## Start

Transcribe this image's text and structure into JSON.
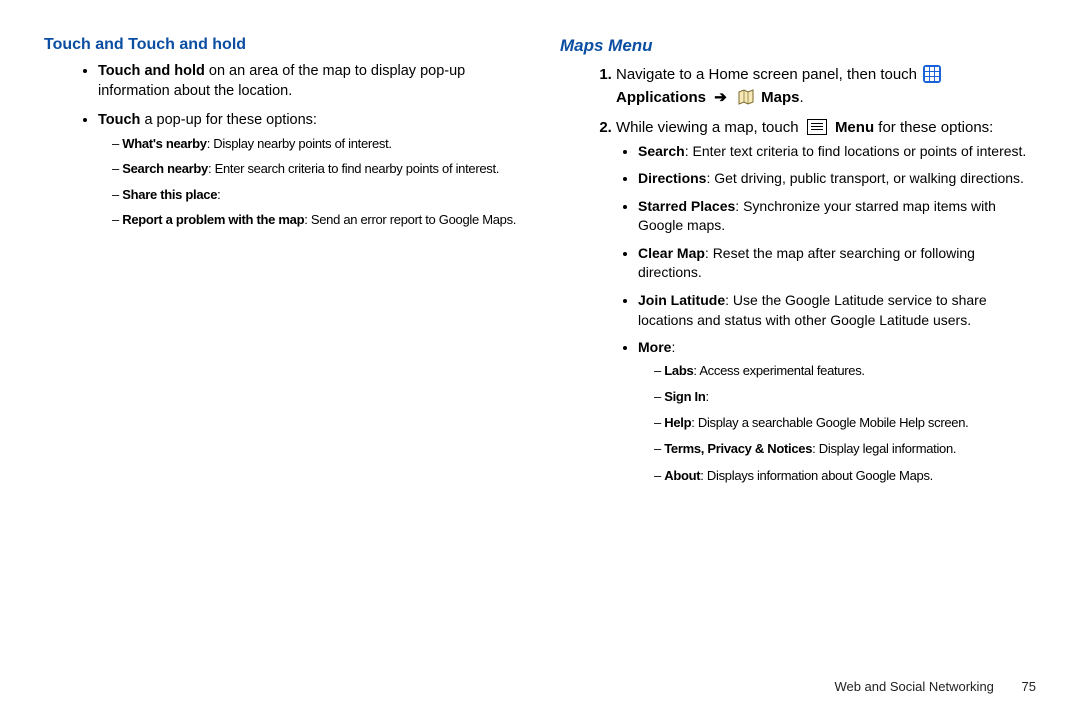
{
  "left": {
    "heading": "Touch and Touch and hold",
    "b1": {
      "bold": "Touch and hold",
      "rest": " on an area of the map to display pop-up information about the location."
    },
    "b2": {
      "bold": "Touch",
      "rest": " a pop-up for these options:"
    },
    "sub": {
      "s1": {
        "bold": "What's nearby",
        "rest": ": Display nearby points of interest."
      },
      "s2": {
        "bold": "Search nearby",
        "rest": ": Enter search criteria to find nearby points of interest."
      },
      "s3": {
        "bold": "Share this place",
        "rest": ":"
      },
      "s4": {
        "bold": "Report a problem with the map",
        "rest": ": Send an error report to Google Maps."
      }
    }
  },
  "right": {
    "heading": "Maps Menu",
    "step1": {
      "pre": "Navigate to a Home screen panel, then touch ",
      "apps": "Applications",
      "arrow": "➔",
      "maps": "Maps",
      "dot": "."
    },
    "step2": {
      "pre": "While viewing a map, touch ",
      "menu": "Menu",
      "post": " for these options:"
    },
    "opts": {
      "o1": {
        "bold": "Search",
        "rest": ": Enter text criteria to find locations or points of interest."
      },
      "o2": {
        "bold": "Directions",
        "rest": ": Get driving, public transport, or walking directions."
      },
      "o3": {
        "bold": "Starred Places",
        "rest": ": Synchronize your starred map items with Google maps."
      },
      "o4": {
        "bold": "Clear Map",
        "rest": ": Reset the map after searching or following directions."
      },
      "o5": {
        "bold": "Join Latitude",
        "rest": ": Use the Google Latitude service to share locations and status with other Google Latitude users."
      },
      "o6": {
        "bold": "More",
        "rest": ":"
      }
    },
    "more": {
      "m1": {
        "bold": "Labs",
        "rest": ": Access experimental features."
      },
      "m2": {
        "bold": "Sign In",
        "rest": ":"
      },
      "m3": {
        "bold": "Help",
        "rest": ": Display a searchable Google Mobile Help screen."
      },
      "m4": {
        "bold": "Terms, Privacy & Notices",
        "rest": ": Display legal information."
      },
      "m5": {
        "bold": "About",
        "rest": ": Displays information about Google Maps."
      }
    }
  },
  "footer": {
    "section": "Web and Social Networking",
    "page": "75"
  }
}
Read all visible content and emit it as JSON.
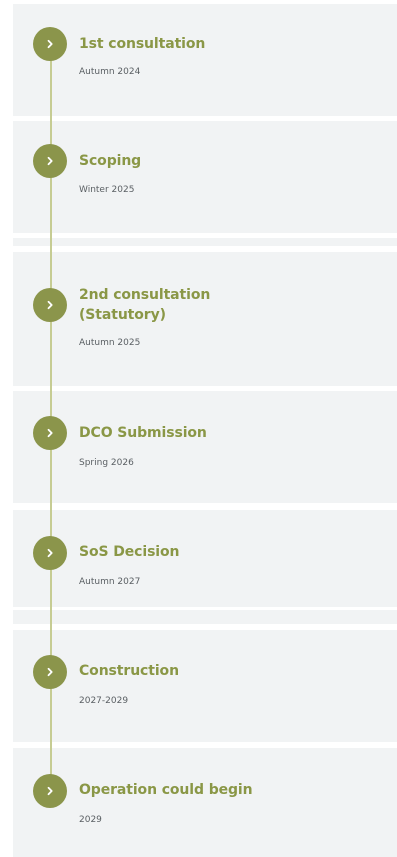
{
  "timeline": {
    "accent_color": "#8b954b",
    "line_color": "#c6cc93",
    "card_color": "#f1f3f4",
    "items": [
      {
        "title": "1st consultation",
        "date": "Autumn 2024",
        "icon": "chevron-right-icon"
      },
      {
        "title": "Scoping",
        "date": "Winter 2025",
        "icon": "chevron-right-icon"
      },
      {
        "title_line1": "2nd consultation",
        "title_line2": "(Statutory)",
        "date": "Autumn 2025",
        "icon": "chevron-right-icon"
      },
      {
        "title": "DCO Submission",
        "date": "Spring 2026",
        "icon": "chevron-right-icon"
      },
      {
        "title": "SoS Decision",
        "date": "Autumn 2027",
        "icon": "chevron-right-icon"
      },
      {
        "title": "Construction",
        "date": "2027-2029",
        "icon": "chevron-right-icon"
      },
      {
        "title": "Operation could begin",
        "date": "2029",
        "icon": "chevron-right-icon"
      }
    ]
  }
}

## End

*Task instructions:* Identify each line in the records above that contains the word "Enter", and copy it out in full.

*Result:*
        "rest": ": Enter search criteria to find nearby points of interest."
        "rest": ": Enter text criteria to find locations or points of interest."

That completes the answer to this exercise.